Gather up all lines that carry the word "coaching".
%%
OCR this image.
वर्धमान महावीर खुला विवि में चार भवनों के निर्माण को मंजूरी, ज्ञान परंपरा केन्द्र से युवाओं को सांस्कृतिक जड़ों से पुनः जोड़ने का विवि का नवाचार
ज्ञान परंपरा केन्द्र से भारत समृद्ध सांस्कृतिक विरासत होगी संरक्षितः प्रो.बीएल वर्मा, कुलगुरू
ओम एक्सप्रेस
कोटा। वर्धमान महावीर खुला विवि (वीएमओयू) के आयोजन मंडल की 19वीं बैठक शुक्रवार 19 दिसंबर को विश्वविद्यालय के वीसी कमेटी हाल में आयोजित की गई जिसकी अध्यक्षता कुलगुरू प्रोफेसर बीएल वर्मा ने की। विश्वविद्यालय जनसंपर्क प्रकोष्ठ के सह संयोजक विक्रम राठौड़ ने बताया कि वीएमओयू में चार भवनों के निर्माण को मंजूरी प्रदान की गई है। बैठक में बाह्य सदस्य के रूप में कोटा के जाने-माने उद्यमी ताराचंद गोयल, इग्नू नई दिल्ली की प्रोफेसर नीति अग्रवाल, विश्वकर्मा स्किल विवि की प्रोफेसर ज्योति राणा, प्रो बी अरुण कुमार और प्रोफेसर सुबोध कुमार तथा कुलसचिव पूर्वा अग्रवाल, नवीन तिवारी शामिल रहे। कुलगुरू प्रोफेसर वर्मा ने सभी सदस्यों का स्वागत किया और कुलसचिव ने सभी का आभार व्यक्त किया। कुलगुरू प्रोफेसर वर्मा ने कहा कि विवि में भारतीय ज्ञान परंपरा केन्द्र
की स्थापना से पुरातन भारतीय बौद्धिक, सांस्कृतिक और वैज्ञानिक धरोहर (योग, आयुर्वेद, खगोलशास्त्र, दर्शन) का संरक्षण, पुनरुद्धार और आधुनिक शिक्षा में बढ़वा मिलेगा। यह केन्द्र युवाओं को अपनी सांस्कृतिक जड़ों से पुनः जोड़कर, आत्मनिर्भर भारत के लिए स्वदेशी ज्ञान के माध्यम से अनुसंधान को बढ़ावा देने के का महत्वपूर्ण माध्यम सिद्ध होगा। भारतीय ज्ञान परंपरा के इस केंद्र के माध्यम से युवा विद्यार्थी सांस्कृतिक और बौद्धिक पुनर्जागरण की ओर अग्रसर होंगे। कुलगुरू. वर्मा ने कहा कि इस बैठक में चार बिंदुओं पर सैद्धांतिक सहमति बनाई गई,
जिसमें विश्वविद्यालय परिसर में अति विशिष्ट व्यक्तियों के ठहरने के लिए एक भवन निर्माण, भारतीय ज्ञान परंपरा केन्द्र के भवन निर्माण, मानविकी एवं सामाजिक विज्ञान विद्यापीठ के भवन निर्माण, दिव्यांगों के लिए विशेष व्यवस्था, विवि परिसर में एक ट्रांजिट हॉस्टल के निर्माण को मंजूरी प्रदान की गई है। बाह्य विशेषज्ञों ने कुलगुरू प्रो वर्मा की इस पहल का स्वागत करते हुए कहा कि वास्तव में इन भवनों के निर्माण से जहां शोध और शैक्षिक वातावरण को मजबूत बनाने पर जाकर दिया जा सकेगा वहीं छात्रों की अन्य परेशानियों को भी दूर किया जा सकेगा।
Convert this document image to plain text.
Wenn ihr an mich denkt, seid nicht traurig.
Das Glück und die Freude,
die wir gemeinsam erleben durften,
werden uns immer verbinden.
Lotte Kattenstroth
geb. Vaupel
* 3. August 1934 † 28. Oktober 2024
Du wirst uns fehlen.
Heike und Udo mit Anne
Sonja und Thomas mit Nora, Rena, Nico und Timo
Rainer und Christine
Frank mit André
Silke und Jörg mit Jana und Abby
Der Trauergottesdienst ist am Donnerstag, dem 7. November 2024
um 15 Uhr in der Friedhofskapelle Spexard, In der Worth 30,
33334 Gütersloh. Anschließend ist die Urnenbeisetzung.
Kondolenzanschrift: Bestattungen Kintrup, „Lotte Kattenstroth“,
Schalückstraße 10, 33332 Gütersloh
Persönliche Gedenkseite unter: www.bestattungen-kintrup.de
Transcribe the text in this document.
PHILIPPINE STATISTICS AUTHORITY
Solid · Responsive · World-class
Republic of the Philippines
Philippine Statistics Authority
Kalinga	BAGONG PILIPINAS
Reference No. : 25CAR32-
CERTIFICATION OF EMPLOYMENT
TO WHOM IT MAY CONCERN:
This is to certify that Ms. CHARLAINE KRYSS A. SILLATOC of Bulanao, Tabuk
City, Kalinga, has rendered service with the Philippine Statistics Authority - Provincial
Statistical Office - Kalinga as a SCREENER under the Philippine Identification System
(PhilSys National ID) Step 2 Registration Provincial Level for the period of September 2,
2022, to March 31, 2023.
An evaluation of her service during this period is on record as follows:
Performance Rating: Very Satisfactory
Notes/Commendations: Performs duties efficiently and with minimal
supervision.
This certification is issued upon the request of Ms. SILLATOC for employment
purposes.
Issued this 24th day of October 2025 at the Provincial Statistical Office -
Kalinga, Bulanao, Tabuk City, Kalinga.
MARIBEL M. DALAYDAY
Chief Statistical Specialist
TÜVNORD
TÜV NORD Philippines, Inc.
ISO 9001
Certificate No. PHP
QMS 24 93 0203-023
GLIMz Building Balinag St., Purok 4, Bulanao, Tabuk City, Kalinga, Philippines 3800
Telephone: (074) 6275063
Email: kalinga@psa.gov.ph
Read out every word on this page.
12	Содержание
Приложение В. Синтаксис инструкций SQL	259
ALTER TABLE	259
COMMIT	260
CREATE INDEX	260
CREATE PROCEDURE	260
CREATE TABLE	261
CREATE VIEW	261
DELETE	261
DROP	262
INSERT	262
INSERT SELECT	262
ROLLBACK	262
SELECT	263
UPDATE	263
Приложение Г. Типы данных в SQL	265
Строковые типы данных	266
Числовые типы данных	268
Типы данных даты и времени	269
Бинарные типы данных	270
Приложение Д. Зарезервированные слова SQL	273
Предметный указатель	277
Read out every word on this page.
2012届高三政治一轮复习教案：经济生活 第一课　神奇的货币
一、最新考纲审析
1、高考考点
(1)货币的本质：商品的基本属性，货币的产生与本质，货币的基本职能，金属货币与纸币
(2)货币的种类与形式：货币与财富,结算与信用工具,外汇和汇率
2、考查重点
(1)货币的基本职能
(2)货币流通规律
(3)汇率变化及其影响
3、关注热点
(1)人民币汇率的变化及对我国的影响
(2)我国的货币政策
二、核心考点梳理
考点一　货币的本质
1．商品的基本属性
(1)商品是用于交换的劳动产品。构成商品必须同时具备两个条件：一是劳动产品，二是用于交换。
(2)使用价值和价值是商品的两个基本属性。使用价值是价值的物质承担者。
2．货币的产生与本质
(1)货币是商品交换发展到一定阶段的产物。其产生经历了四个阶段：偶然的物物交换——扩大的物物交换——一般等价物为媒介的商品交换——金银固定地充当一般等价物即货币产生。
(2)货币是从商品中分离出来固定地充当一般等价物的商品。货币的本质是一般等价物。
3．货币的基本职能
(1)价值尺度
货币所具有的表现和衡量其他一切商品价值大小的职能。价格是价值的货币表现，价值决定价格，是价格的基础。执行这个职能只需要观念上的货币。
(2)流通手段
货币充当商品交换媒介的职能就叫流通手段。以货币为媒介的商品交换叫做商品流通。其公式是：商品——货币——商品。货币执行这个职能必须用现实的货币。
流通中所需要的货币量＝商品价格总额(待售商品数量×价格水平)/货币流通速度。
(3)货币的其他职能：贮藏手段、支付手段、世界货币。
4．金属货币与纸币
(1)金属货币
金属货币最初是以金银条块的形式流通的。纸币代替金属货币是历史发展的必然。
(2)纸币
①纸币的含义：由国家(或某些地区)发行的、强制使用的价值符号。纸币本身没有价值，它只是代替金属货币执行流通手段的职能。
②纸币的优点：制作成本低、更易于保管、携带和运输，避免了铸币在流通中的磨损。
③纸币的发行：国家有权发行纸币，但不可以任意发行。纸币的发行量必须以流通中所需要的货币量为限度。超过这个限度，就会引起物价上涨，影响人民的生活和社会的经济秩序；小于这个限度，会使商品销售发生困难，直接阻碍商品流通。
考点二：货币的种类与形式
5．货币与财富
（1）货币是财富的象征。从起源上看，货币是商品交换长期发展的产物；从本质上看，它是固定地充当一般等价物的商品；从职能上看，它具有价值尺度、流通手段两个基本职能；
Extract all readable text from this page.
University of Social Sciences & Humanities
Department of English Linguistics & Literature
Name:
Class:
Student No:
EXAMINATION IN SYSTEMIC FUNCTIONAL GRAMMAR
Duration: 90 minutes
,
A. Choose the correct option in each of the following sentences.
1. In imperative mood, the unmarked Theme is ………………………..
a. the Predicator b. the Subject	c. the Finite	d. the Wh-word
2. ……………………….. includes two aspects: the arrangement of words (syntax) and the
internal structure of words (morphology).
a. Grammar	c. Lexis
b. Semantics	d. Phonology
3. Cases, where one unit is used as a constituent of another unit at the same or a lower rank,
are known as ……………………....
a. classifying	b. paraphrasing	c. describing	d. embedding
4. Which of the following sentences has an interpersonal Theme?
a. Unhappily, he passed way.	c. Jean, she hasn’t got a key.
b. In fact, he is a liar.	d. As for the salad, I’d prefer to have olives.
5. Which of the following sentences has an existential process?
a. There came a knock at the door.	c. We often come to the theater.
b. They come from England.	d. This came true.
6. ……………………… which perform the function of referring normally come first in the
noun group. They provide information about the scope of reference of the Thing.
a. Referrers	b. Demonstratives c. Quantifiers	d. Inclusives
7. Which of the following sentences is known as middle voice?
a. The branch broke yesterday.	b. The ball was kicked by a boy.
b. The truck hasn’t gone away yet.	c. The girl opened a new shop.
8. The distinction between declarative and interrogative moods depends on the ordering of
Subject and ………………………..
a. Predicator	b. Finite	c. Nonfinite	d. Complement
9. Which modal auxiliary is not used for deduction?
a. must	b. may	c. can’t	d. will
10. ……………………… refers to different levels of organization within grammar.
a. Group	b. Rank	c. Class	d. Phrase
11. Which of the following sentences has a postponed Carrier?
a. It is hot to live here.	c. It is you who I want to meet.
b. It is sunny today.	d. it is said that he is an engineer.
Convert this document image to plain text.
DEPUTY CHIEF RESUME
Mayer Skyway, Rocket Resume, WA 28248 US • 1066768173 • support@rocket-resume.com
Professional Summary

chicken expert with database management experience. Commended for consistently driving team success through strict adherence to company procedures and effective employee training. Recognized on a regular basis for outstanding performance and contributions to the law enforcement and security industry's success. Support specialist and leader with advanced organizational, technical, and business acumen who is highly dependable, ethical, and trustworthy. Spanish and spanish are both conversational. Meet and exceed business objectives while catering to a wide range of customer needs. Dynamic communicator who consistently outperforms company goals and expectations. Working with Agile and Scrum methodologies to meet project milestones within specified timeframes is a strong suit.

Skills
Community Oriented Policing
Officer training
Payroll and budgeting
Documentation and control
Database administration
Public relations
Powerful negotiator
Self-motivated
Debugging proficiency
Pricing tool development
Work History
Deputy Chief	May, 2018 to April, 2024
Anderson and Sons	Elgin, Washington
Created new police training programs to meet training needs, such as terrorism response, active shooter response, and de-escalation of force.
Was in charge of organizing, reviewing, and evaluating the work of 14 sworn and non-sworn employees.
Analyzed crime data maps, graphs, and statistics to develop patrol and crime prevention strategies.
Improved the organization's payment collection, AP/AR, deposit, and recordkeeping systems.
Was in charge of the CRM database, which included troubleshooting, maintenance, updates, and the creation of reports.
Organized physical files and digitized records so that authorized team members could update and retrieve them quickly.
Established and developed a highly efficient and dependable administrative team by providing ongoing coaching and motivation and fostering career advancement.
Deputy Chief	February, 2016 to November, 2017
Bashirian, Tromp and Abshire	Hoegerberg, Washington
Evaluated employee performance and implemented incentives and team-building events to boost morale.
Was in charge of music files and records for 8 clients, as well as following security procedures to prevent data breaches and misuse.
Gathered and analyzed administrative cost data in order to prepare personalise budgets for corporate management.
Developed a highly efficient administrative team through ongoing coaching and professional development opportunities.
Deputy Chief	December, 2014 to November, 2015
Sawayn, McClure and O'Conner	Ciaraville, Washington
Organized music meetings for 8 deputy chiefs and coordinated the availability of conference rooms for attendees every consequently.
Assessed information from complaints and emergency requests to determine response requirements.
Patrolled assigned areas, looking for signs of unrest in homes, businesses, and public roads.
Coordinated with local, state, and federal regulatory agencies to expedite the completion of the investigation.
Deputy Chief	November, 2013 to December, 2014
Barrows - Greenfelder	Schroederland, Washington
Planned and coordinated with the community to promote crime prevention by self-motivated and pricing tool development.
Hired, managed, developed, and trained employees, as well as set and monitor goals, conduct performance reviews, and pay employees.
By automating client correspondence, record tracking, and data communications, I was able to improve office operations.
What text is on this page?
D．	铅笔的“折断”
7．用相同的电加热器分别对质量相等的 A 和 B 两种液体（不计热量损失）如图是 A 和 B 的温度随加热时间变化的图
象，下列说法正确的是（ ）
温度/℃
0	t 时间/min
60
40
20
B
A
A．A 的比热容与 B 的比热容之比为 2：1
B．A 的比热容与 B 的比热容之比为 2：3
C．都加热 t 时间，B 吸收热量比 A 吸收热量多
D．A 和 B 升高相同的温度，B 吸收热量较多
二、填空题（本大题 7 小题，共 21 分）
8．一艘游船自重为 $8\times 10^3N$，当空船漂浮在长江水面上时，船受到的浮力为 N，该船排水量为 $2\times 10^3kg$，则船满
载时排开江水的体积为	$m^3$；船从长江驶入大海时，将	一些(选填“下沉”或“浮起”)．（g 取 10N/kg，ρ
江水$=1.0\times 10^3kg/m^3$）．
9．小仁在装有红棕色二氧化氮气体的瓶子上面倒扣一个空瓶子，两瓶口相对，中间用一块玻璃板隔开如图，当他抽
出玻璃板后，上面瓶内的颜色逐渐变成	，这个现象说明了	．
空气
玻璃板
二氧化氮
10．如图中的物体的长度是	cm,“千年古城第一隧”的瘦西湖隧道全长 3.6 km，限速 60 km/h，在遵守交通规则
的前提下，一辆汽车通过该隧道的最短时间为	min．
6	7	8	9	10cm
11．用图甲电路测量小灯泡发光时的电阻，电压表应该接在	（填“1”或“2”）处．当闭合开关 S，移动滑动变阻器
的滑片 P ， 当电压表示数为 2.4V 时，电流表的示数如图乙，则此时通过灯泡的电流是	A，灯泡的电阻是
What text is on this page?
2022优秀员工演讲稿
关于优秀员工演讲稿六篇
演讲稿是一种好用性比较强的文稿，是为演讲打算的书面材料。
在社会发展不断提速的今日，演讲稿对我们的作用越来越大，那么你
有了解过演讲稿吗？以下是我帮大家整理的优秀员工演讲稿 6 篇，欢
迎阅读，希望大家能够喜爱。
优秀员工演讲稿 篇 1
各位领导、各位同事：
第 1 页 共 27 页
%%
## Exercise answer
Established and developed a highly efficient and dependable administrative team by providing ongoing coaching and motivation and fostering career advancement.
Developed a highly efficient administrative team through ongoing coaching and professional development opportunities.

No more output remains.